■ **Source records**:

--- START ---

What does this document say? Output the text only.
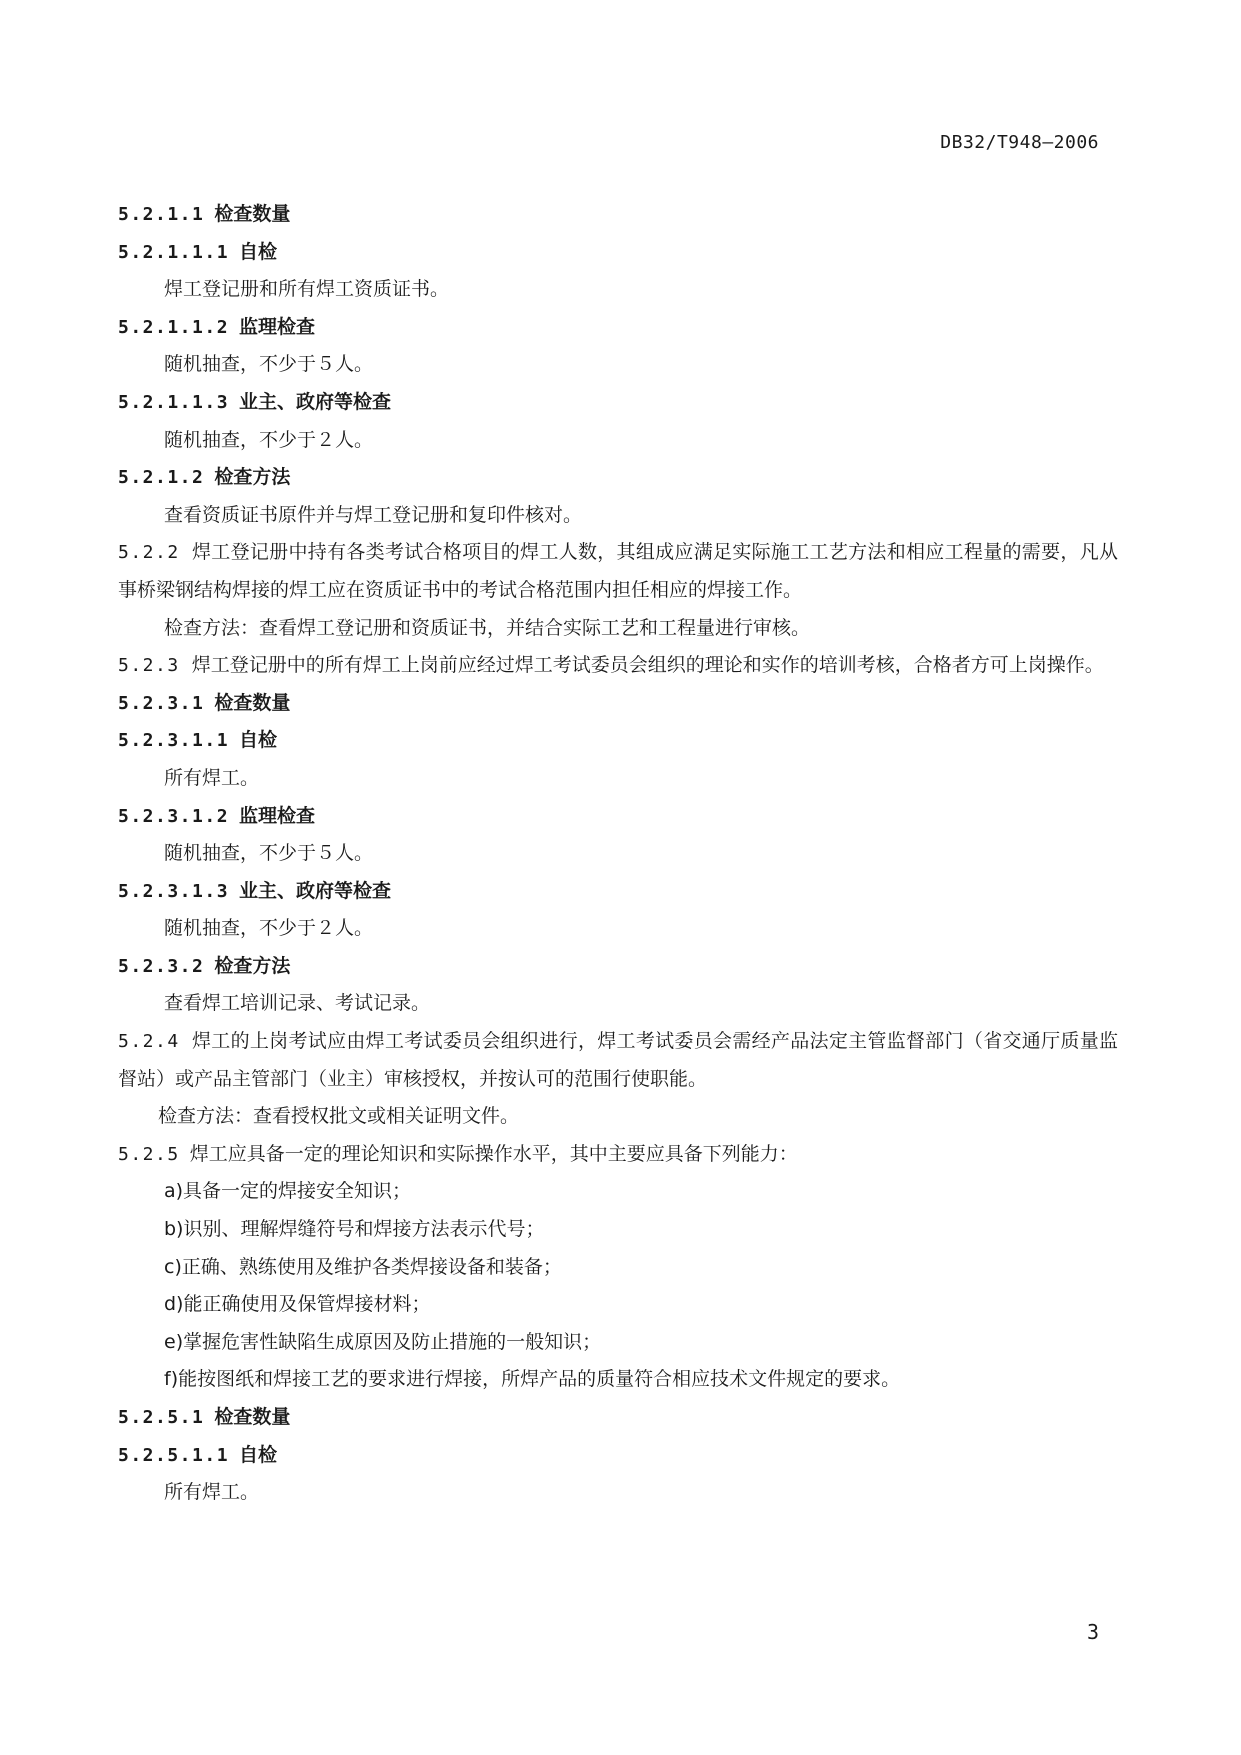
DB32/T948—2006
5.2.1.1 检查数量
5.2.1.1.1 自检
焊工登记册和所有焊工资质证书。
5.2.1.1.2 监理检查
随机抽查，不少于５人。
5.2.1.1.3 业主、政府等检查
随机抽查，不少于２人。
5.2.1.2 检查方法
查看资质证书原件并与焊工登记册和复印件核对。
5.2.2 焊工登记册中持有各类考试合格项目的焊工人数，其组成应满足实际施工工艺方法和相应工程量的需要，凡从事桥梁钢结构焊接的焊工应在资质证书中的考试合格范围内担任相应的焊接工作。
检查方法：查看焊工登记册和资质证书，并结合实际工艺和工程量进行审核。
5.2.3 焊工登记册中的所有焊工上岗前应经过焊工考试委员会组织的理论和实作的培训考核，合格者方可上岗操作。
5.2.3.1 检查数量
5.2.3.1.1 自检
所有焊工。
5.2.3.1.2 监理检查
随机抽查，不少于５人。
5.2.3.1.3 业主、政府等检查
随机抽查，不少于２人。
5.2.3.2 检查方法
查看焊工培训记录、考试记录。
5.2.4 焊工的上岗考试应由焊工考试委员会组织进行，焊工考试委员会需经产品法定主管监督部门（省交通厅质量监督站）或产品主管部门（业主）审核授权，并按认可的范围行使职能。
检查方法：查看授权批文或相关证明文件。
5.2.5 焊工应具备一定的理论知识和实际操作水平，其中主要应具备下列能力：
a)具备一定的焊接安全知识；
b)识别、理解焊缝符号和焊接方法表示代号；
c)正确、熟练使用及维护各类焊接设备和装备；
d)能正确使用及保管焊接材料；
e)掌握危害性缺陷生成原因及防止措施的一般知识；
f)能按图纸和焊接工艺的要求进行焊接，所焊产品的质量符合相应技术文件规定的要求。
5.2.5.1 检查数量
5.2.5.1.1 自检
所有焊工。
3
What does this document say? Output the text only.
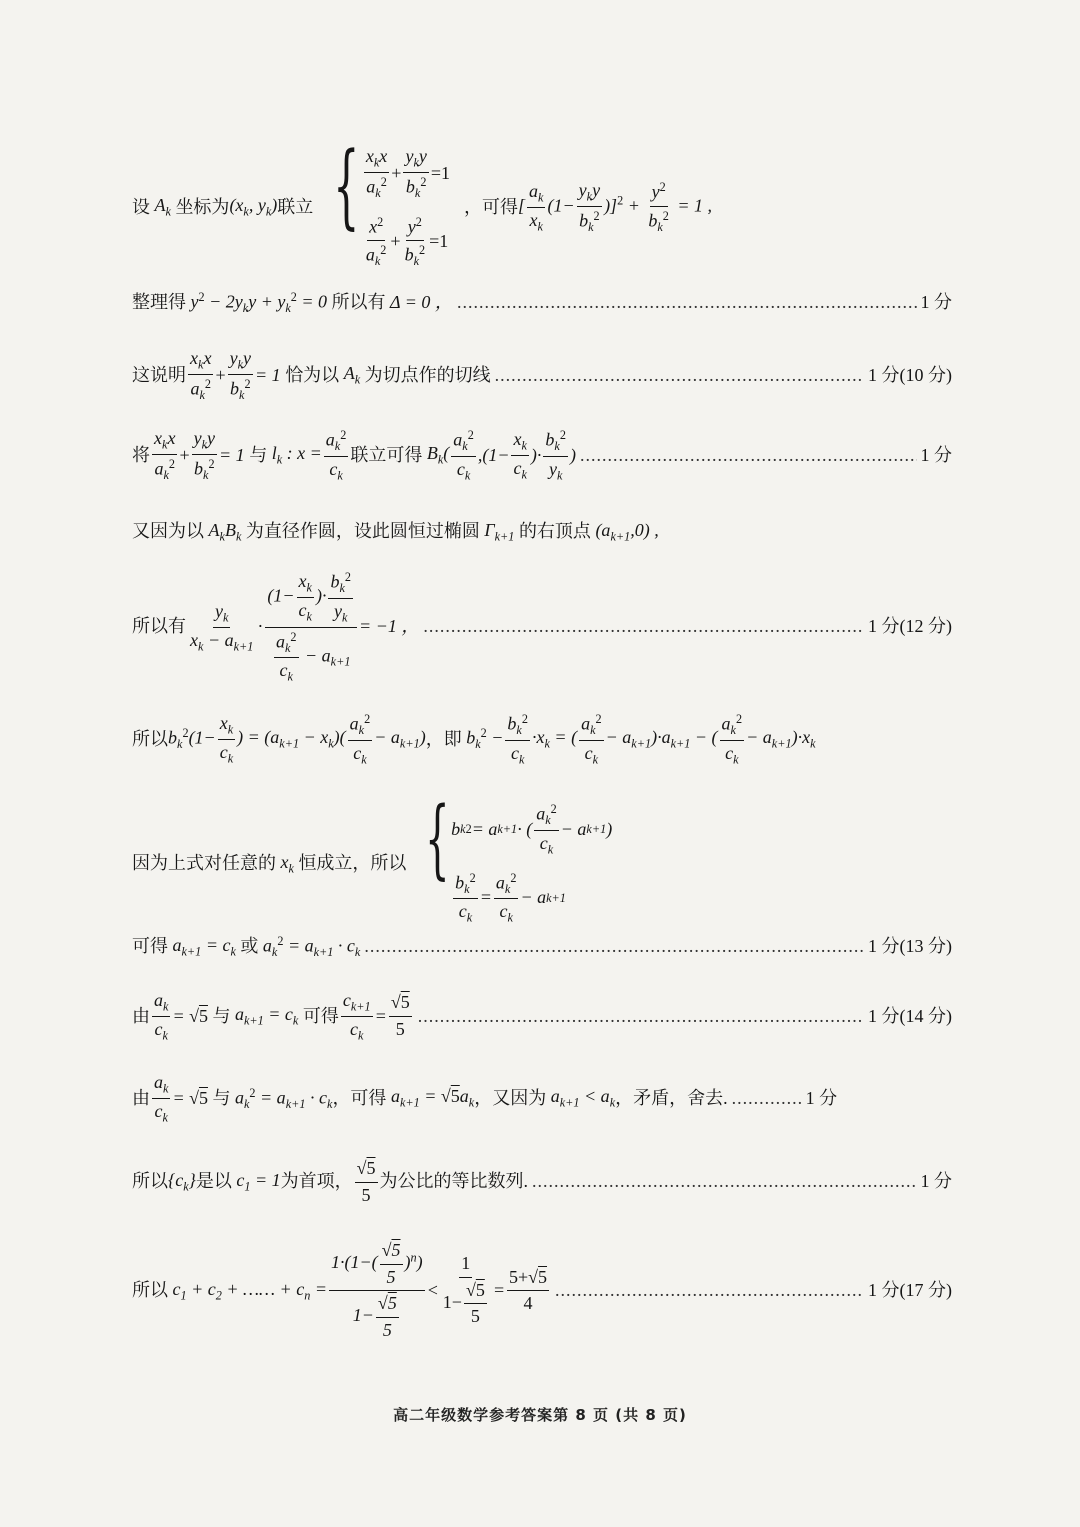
设 $A_k$ 坐标为 ($x_k$, $y_k$) 联立 { $\frac{x_kx}{a_k^2} + \frac{y_ky}{b_k^2} =1$
$\frac{x^2}{a_k^2} + \frac{y^2}{b_k^2} =1$
，可得 [ $\frac{a_k}{x_k} (1- \frac{y_ky}{b_k^2} )]^2 + \frac{y^2}{b_k^2} = 1$ ,
整理得 $y^2 - 2y_ky + y_k^2 = 0$ 所以有 Δ = 0 ， .....	1 分
这说明 $\frac{x_kx}{a_k^2} + \frac{y_ky}{b_k^2} = 1$ 恰为以 $A_k$ 为切点作的切线 .....	1 分(10 分)
将 $\frac{x_kx}{a_k^2} + \frac{y_ky}{b_k^2} = 1$ 与 $l_k$ : $x = \frac{a_k^2}{c_k}$ 联立可得 $B_k( \frac{a_k^2}{c_k} ,(1- \frac{x_k}{c_k}$ )· $\frac{b_k^2}{y_k}$ ) .....	1 分
又因为以 $A_kB_k$ 为直径作圆，设此圆恒过椭圆 $\Gamma_{k+1}$ 的右顶点 $(a_{k+1},0)$ ,
所以有 $\frac{y_k}{x_k - a_{k+1}} \cdot \frac{(1- \frac{x_k}{c_k} )\cdot \frac{b_k^2}{y_k}}{\frac{a_k^2}{c_k} - a_{k+1}} = -1$ ， .....	1 分(12 分)
所以 $b_k^2(1- \frac{x_k}{c_k}$ ) = $(a_{k+1} - x_k)( \frac{a_k^2}{c_k} - a_{k+1})$ ，即 $b_k^2 - \frac{b_k^2}{c_k} \cdot x_k$ = ( $\frac{a_k^2}{c_k} - a_{k+1})\cdot a_{k+1}$ − ( $\frac{a_k^2}{c_k} - a_{k+1})\cdot x_k$
因为上式对任意的 $x_k$ 恒成立，所以 { b k 2 = a k+1 · ( $\frac{a_k^2}{c_k} - a$ k+1 )
$\frac{b_k^2}{c_k} = \frac{a_k^2}{c_k} - a$ k+1
可得 $a_{k+1} = c_k$ 或 $a_k^2 = a_{k+1} \cdot c_k$ .....	1 分(13 分)
由 $\frac{a_k}{c_k} = √5$ 与 $a_{k+1} = c_k$ 可得 $\frac{c_{k+1}}{c_k} = \frac{√5}{5}$ .....	1 分(14 分)
由 $\frac{a_k}{c_k} = √5$ 与 $a_k^2 = a_{k+1} \cdot c_k$ ，可得 $a_{k+1} = √5a_k$ ，又因为 $a_{k+1} < a_k$ ，矛盾，舍去. .....	1 分
所以 $\{c_k\}$ 是以 $c_1 = 1$ 为首项， $\frac{√5}{5}$ 为公比的等比数列. .....	1 分
所以 $c_1 + c_2$ + …… + $c_n = \frac{1\cdot(1-( \frac{√5}{5} )^n)}{1- \frac{√5}{5}} < \frac{1}{1- \frac{√5}{5}} = \frac{5+√5}{4}$ .....	1 分(17 分)
高二年级数学参考答案第 8 页 (共 8 页)
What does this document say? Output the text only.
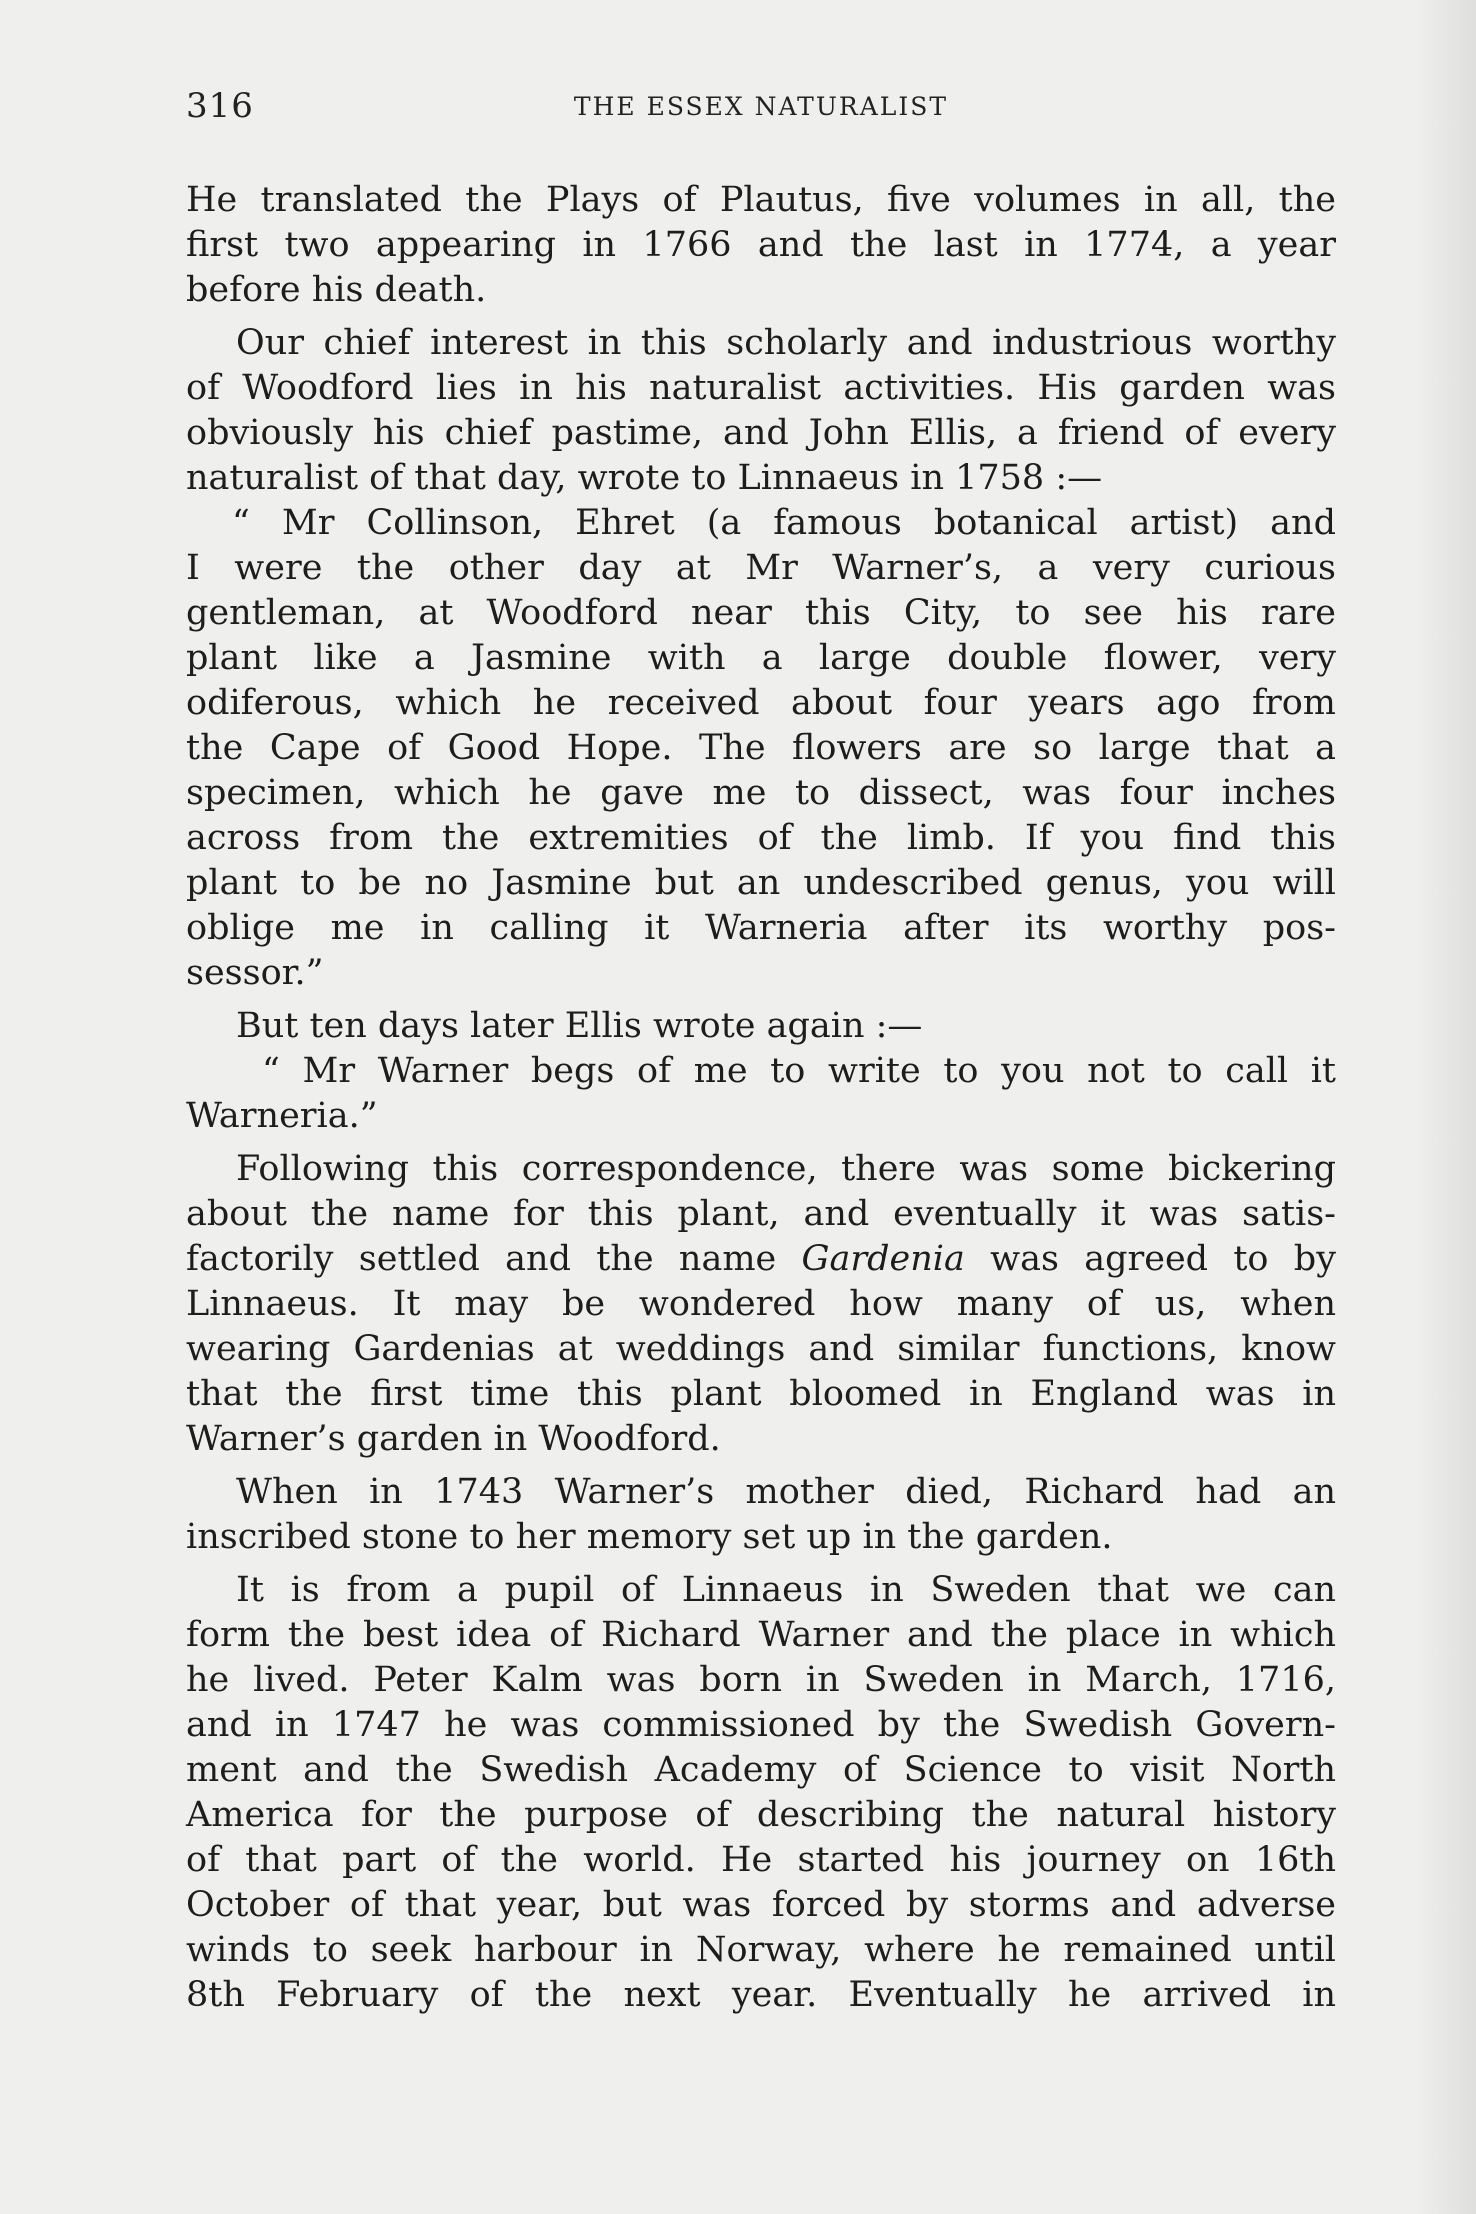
316	THE ESSEX NATURALIST

He translated the Plays of Plautus, five volumes in all, the
first two appearing in 1766 and the last in 1774, a year
before his death.

Our chief interest in this scholarly and industrious worthy
of Woodford lies in his naturalist activities. His garden was
obviously his chief pastime, and John Ellis, a friend of every
naturalist of that day, wrote to Linnaeus in 1758 :—

“ Mr Collinson, Ehret (a famous botanical artist) and
I were the other day at Mr Warner’s, a very curious
gentleman, at Woodford near this City, to see his rare
plant like a Jasmine with a large double flower, very
odiferous, which he received about four years ago from
the Cape of Good Hope. The flowers are so large that a
specimen, which he gave me to dissect, was four inches
across from the extremities of the limb. If you find this
plant to be no Jasmine but an undescribed genus, you will
oblige me in calling it Warneria after its worthy pos-
sessor.”

But ten days later Ellis wrote again :—

“ Mr Warner begs of me to write to you not to call it
Warneria.”

Following this correspondence, there was some bickering
about the name for this plant, and eventually it was satis-
factorily settled and the name Gardenia was agreed to by
Linnaeus. It may be wondered how many of us, when
wearing Gardenias at weddings and similar functions, know
that the first time this plant bloomed in England was in
Warner’s garden in Woodford.

When in 1743 Warner’s mother died, Richard had an
inscribed stone to her memory set up in the garden.

It is from a pupil of Linnaeus in Sweden that we can
form the best idea of Richard Warner and the place in which
he lived. Peter Kalm was born in Sweden in March, 1716,
and in 1747 he was commissioned by the Swedish Govern-
ment and the Swedish Academy of Science to visit North
America for the purpose of describing the natural history
of that part of the world. He started his journey on 16th
October of that year, but was forced by storms and adverse
winds to seek harbour in Norway, where he remained until
8th February of the next year. Eventually he arrived in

--- END ---

■ **Prompt**: All lines above with "Swedish" in them should be returned.

■ **Output below**:
and in 1747 he was commissioned by the Swedish Govern-
ment and the Swedish Academy of Science to visit North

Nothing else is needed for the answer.